» TO BE DONE
Copy out the part of the material that opens with its first line and closes with the line containing "expand-toggle[interactable] xyxy=(836,706,854,720)", including both ends, and reproduce every line unchanged.

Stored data
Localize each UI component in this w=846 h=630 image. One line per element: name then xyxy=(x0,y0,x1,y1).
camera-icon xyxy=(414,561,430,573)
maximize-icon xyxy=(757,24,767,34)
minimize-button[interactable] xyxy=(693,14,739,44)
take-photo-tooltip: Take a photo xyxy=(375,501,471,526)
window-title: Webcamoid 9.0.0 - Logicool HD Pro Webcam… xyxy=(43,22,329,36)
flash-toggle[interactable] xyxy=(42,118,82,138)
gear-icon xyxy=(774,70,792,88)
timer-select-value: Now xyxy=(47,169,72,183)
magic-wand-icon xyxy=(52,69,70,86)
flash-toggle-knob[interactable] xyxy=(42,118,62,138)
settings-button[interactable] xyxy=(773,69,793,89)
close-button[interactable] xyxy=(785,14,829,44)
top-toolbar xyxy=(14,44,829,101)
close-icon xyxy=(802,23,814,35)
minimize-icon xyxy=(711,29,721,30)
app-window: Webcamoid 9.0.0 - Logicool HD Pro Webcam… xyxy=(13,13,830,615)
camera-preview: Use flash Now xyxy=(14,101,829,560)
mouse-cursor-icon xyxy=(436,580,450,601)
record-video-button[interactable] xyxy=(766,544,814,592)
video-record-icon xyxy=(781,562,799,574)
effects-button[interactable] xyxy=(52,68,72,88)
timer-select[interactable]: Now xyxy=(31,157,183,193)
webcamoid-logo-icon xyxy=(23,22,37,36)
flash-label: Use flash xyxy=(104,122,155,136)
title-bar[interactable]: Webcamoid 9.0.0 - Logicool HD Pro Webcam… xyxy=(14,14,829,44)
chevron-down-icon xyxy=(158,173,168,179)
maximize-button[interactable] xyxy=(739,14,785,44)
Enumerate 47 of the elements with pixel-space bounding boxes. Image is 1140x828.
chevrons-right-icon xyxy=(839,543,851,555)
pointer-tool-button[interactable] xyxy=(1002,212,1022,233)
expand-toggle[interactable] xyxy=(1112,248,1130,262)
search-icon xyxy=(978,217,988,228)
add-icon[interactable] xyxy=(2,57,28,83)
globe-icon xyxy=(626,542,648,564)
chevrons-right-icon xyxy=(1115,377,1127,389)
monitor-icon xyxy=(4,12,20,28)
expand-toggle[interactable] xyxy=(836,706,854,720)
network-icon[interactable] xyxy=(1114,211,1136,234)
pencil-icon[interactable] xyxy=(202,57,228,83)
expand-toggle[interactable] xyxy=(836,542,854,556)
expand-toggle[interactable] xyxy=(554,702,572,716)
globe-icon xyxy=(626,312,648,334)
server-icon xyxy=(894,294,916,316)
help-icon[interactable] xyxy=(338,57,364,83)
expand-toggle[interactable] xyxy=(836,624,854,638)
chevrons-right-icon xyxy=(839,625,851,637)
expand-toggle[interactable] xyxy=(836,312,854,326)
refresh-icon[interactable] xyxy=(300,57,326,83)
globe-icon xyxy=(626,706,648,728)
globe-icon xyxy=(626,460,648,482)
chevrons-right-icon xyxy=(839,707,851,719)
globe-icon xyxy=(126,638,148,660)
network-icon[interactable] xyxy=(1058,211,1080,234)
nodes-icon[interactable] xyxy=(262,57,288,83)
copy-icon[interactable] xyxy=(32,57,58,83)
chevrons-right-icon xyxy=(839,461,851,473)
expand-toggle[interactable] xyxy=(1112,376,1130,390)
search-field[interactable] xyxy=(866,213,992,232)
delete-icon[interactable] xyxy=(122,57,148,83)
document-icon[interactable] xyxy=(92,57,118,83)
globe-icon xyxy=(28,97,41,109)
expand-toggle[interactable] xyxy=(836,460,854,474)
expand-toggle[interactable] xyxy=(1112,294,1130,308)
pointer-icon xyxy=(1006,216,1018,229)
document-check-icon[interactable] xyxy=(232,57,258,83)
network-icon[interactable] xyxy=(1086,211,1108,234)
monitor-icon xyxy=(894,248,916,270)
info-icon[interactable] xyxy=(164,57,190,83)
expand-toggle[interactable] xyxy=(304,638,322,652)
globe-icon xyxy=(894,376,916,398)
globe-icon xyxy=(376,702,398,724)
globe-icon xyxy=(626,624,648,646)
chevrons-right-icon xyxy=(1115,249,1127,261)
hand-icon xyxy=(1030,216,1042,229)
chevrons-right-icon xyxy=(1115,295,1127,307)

» WRITTEN SOLUTION
Localize each UI component in this w=846 h=630 image. One line per element: name then xyxy=(x0,y0,x1,y1).
camera-icon xyxy=(414,561,430,573)
maximize-icon xyxy=(757,24,767,34)
minimize-button[interactable] xyxy=(693,14,739,44)
take-photo-tooltip: Take a photo xyxy=(375,501,471,526)
window-title: Webcamoid 9.0.0 - Logicool HD Pro Webcam… xyxy=(43,22,329,36)
flash-toggle[interactable] xyxy=(42,118,82,138)
gear-icon xyxy=(774,70,792,88)
timer-select-value: Now xyxy=(47,169,72,183)
magic-wand-icon xyxy=(52,69,70,86)
flash-toggle-knob[interactable] xyxy=(42,118,62,138)
settings-button[interactable] xyxy=(773,69,793,89)
close-button[interactable] xyxy=(785,14,829,44)
top-toolbar xyxy=(14,44,829,101)
close-icon xyxy=(802,23,814,35)
minimize-icon xyxy=(711,29,721,30)
app-window: Webcamoid 9.0.0 - Logicool HD Pro Webcam… xyxy=(13,13,830,615)
camera-preview: Use flash Now xyxy=(14,101,829,560)
mouse-cursor-icon xyxy=(436,580,450,601)
record-video-button[interactable] xyxy=(766,544,814,592)
video-record-icon xyxy=(781,562,799,574)
effects-button[interactable] xyxy=(52,68,72,88)
timer-select[interactable]: Now xyxy=(31,157,183,193)
webcamoid-logo-icon xyxy=(23,22,37,36)
flash-label: Use flash xyxy=(104,122,155,136)
title-bar[interactable]: Webcamoid 9.0.0 - Logicool HD Pro Webcam… xyxy=(14,14,829,44)
chevron-down-icon xyxy=(158,173,168,179)
maximize-button[interactable] xyxy=(739,14,785,44)
Enumerate 47 of the elements with pixel-space bounding boxes. Image is 1140x828.
chevrons-right-icon xyxy=(839,543,851,555)
pointer-tool-button[interactable] xyxy=(1002,212,1022,233)
expand-toggle[interactable] xyxy=(1112,248,1130,262)
search-icon xyxy=(978,217,988,228)
add-icon[interactable] xyxy=(2,57,28,83)
globe-icon xyxy=(626,542,648,564)
chevrons-right-icon xyxy=(1115,377,1127,389)
monitor-icon xyxy=(4,12,20,28)
expand-toggle[interactable] xyxy=(836,706,854,720)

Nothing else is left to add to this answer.